INPUT RECORDS.
═══
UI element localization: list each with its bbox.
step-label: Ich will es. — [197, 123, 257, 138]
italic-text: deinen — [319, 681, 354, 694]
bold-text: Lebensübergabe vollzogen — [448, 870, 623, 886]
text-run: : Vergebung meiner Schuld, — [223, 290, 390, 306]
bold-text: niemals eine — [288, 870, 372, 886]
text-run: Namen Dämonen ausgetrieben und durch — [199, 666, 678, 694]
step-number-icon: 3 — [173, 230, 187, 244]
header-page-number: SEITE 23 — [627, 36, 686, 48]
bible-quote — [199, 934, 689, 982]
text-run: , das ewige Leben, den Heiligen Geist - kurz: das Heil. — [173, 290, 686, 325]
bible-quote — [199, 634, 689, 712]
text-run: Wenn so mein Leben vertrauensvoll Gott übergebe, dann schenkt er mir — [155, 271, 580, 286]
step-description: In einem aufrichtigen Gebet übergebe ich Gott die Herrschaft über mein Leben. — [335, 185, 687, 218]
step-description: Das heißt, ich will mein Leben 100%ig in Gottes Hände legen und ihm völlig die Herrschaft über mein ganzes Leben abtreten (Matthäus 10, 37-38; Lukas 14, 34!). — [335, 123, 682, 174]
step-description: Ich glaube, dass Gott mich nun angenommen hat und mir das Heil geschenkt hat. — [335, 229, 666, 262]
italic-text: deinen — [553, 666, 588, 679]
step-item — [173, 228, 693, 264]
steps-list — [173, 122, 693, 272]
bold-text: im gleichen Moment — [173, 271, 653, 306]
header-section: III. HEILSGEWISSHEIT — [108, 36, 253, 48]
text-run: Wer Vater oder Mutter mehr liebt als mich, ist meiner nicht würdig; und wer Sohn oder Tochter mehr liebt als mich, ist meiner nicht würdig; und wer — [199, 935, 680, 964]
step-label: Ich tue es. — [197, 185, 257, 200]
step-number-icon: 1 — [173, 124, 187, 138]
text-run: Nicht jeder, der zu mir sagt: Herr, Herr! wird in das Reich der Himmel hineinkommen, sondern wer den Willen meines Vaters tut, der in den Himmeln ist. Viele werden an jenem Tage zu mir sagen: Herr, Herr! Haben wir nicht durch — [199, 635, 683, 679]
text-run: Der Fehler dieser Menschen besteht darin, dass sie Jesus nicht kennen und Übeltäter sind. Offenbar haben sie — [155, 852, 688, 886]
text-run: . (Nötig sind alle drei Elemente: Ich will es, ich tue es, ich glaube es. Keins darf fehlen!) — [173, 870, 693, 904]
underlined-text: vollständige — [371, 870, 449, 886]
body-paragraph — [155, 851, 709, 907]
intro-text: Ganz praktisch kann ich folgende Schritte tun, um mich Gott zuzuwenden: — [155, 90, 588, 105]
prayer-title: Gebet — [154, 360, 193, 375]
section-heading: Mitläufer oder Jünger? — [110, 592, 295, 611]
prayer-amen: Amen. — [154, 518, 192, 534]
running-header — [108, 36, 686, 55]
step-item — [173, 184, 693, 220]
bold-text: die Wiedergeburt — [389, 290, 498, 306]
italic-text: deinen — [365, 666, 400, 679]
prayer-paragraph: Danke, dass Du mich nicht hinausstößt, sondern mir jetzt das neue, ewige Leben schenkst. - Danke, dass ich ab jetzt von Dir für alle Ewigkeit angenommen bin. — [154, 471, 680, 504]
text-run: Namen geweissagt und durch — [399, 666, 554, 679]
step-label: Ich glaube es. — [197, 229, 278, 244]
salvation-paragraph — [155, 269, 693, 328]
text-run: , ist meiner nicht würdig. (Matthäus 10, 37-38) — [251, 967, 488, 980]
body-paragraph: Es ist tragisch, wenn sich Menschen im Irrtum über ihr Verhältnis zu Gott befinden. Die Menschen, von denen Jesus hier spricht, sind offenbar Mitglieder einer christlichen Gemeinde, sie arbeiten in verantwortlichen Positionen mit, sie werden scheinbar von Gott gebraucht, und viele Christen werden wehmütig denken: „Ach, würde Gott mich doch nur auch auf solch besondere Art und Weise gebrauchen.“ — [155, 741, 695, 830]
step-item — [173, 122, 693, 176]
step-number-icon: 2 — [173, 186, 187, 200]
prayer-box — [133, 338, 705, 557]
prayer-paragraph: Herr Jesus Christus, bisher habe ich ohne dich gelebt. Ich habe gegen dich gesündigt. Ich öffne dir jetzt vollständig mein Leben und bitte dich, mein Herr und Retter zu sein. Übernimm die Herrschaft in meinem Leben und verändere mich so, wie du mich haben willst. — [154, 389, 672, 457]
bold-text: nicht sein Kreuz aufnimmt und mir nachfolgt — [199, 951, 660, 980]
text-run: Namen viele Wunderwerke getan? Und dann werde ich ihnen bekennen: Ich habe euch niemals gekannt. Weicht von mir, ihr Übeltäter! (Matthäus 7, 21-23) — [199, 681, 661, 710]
═══
WHAT YOU NEED TO DO. The lines to report are those in the material above that contain the word "dass"; copy every one of them.

RESULT BELOW.
step-description: Ich glaube, dass Gott mich nun angenommen hat und mir das Heil geschenkt hat. — [335, 229, 666, 262]
text-run: Der Fehler dieser Menschen besteht darin, dass sie Jesus nicht kennen und Übeltäter sind. Offenbar haben sie — [155, 852, 688, 886]
prayer-paragraph: Danke, dass Du mich nicht hinausstößt, sondern mir jetzt das neue, ewige Leben schenkst. - Danke, dass ich ab jetzt von Dir für alle Ewigkeit angenommen bin. — [154, 471, 680, 504]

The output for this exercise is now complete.